··· The input ···

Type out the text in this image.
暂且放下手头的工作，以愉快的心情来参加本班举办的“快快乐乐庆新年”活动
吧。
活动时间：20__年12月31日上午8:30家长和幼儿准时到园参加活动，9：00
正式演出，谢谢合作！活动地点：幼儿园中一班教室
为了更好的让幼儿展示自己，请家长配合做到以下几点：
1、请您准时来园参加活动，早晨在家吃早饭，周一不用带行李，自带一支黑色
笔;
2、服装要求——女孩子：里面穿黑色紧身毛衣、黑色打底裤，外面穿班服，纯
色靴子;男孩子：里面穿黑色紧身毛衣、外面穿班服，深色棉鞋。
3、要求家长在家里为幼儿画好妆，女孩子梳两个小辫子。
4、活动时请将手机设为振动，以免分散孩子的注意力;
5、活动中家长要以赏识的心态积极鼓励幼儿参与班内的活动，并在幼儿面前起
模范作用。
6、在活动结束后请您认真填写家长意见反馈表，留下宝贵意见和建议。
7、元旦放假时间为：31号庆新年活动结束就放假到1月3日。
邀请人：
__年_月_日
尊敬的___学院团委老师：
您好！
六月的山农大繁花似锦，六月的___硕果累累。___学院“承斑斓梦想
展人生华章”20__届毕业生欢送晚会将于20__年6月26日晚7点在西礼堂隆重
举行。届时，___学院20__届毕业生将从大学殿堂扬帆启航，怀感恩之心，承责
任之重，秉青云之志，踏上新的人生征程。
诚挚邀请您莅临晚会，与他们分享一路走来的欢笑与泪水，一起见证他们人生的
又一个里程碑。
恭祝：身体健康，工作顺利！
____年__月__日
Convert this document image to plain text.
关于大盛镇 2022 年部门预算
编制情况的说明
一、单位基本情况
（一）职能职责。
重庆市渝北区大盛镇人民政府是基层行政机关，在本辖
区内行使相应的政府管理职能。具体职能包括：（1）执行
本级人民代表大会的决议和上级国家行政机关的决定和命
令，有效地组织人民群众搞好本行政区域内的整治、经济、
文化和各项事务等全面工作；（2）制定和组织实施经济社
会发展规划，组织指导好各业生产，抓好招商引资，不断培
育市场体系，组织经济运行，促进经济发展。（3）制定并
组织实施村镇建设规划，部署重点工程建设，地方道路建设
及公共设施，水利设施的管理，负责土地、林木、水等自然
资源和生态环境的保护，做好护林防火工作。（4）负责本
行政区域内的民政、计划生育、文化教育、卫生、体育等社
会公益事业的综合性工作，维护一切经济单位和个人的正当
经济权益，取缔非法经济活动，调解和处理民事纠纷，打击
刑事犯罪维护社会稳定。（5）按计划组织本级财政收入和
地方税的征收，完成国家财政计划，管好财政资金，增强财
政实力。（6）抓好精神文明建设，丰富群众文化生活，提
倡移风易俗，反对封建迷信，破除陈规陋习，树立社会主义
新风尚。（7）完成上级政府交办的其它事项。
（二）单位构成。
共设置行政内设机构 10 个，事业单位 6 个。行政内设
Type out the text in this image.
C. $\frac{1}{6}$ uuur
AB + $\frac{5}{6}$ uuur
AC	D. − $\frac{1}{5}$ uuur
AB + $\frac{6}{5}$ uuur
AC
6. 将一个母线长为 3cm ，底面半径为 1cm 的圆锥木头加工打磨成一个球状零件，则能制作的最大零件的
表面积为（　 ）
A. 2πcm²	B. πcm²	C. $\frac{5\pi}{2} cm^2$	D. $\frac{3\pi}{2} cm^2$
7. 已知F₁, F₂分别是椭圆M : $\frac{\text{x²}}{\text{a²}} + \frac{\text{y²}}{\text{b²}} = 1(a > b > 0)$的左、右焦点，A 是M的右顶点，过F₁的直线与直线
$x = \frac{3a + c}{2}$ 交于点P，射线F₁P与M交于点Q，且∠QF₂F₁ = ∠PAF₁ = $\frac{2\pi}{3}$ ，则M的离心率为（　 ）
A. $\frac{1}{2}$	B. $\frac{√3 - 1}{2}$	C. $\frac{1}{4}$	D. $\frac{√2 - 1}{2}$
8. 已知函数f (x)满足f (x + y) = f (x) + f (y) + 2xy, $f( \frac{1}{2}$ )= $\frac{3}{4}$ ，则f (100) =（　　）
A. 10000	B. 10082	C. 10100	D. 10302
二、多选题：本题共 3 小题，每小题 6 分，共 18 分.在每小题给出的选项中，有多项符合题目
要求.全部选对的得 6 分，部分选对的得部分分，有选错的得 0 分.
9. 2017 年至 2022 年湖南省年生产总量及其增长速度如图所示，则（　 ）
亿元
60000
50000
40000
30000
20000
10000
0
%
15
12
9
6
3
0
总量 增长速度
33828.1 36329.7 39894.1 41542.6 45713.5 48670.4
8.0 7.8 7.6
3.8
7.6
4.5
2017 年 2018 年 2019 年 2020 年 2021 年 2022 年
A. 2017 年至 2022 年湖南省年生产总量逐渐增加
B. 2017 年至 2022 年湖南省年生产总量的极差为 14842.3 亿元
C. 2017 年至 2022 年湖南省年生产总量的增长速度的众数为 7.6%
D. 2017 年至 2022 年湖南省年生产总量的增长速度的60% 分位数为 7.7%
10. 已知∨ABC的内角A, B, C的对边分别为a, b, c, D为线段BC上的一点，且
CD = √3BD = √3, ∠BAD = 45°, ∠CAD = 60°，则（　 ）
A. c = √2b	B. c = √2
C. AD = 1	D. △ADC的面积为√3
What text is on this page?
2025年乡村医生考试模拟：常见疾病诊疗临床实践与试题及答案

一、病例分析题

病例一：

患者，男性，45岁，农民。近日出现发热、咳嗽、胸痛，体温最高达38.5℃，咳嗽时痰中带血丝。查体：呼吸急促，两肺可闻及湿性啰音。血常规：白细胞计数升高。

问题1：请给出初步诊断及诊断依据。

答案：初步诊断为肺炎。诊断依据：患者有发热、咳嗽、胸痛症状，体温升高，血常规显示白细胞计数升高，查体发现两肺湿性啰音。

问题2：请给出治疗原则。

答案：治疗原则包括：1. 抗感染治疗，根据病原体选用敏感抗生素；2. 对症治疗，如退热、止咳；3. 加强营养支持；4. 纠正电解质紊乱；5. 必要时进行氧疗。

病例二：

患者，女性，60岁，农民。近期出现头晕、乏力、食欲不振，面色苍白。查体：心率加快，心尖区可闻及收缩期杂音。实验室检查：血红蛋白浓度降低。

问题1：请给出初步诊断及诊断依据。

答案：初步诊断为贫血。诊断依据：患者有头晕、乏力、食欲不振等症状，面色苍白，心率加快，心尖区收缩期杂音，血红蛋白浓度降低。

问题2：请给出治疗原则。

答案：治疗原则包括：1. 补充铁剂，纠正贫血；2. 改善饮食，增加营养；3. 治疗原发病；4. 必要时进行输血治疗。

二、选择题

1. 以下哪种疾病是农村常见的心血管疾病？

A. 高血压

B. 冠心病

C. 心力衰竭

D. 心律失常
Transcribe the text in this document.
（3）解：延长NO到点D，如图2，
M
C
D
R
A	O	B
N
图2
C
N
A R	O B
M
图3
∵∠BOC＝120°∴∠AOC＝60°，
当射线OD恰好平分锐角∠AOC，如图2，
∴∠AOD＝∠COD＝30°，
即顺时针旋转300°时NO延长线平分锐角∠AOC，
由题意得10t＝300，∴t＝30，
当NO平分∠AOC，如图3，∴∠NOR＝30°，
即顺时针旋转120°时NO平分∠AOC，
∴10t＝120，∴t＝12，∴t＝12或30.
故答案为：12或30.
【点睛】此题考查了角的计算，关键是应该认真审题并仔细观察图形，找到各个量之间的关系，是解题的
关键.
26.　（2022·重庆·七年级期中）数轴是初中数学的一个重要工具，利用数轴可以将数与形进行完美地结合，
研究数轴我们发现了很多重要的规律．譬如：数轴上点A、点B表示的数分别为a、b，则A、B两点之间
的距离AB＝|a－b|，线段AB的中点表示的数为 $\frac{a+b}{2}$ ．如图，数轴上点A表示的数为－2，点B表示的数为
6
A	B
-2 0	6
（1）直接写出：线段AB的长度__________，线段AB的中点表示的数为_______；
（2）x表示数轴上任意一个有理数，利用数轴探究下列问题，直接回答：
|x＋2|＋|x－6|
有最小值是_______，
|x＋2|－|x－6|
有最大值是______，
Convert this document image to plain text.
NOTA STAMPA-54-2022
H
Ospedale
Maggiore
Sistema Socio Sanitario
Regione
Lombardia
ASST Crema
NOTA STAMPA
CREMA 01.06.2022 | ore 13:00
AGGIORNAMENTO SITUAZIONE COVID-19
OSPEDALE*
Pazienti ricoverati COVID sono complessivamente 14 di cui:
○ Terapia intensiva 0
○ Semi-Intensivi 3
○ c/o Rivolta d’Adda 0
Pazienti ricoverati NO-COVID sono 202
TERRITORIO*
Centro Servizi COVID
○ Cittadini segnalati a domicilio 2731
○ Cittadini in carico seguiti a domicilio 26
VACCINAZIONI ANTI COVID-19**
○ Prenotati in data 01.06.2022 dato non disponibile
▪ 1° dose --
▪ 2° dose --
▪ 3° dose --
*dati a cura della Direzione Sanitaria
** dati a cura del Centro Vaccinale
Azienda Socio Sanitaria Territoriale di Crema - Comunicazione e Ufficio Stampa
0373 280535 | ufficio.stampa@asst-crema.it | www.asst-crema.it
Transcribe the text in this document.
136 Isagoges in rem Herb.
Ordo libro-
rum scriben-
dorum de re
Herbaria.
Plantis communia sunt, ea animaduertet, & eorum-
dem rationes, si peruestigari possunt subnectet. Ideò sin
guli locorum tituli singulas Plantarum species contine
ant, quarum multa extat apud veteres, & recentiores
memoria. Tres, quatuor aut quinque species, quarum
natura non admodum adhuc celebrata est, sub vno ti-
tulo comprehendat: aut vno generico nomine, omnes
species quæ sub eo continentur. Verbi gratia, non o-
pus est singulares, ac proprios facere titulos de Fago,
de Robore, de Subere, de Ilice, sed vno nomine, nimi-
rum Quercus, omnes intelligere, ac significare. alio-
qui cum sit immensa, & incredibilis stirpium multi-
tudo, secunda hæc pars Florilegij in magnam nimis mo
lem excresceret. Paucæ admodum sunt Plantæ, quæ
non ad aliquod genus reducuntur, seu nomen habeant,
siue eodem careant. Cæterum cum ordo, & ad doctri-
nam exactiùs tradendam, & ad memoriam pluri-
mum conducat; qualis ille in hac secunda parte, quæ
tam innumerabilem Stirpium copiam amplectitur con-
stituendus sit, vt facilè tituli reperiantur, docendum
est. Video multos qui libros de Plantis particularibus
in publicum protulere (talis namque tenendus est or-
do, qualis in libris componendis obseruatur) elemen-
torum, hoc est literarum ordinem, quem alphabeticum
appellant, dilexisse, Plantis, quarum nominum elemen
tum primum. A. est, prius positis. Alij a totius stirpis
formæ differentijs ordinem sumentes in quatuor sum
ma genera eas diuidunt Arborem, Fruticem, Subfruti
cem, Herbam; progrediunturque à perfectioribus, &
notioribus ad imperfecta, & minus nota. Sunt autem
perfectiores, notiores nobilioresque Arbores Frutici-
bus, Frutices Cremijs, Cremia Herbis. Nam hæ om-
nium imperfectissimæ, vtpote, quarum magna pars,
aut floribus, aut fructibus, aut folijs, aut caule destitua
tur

···

■ Work required ■
Using the listing above, return all lines where the word "面色苍白" occurs.

■ Written response ■
患者，女性，60岁，农民。近期出现头晕、乏力、食欲不振，面色苍白。查体：心率加快，心尖区可闻及收缩期杂音。实验室检查：血红蛋白浓度降低。
答案：初步诊断为贫血。诊断依据：患者有头晕、乏力、食欲不振等症状，面色苍白，心率加快，心尖区收缩期杂音，血红蛋白浓度降低。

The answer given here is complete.